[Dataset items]
════════════════

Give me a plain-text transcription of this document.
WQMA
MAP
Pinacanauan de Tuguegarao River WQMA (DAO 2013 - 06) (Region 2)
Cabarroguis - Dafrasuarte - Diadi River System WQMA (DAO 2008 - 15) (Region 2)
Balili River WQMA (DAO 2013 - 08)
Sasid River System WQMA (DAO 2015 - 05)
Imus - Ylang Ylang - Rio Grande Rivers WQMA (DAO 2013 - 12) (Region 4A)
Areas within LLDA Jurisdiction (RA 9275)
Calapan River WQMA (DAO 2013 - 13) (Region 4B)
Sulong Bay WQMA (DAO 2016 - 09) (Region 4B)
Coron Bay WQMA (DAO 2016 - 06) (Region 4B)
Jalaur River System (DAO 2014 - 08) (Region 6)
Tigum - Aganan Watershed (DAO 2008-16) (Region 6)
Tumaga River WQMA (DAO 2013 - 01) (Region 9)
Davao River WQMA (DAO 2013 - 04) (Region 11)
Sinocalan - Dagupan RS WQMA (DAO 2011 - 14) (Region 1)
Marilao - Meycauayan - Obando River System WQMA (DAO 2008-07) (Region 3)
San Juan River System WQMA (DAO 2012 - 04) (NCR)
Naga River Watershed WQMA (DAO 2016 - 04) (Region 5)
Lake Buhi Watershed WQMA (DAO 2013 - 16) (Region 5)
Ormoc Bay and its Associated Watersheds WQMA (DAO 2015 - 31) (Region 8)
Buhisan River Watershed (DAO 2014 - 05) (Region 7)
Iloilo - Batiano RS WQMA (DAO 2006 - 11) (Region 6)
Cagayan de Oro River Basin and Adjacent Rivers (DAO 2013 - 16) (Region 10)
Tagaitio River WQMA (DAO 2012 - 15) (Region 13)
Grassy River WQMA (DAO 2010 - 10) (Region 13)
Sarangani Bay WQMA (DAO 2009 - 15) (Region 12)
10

════════════════

**Given instruction:**
Reproduce the records above exactly.

**Exercise response:**
Give me a plain-text transcription of this document.
WQMA
MAP
Pinacanauan de Tuguegarao River WQMA (DAO 2013 - 06) (Region 2)
Cabarroguis - Dafrasuarte - Diadi River System WQMA (DAO 2008 - 15) (Region 2)
Balili River WQMA (DAO 2013 - 08)
Sasid River System WQMA (DAO 2015 - 05)
Imus - Ylang Ylang - Rio Grande Rivers WQMA (DAO 2013 - 12) (Region 4A)
Areas within LLDA Jurisdiction (RA 9275)
Calapan River WQMA (DAO 2013 - 13) (Region 4B)
Sulong Bay WQMA (DAO 2016 - 09) (Region 4B)
Coron Bay WQMA (DAO 2016 - 06) (Region 4B)
Jalaur River System (DAO 2014 - 08) (Region 6)
Tigum - Aganan Watershed (DAO 2008-16) (Region 6)
Tumaga River WQMA (DAO 2013 - 01) (Region 9)
Davao River WQMA (DAO 2013 - 04) (Region 11)
Sinocalan - Dagupan RS WQMA (DAO 2011 - 14) (Region 1)
Marilao - Meycauayan - Obando River System WQMA (DAO 2008-07) (Region 3)
San Juan River System WQMA (DAO 2012 - 04) (NCR)
Naga River Watershed WQMA (DAO 2016 - 04) (Region 5)
Lake Buhi Watershed WQMA (DAO 2013 - 16) (Region 5)
Ormoc Bay and its Associated Watersheds WQMA (DAO 2015 - 31) (Region 8)
Buhisan River Watershed (DAO 2014 - 05) (Region 7)
Iloilo - Batiano RS WQMA (DAO 2006 - 11) (Region 6)
Cagayan de Oro River Basin and Adjacent Rivers (DAO 2013 - 16) (Region 10)
Tagaitio River WQMA (DAO 2012 - 15) (Region 13)
Grassy River WQMA (DAO 2010 - 10) (Region 13)
Sarangani Bay WQMA (DAO 2009 - 15) (Region 12)
10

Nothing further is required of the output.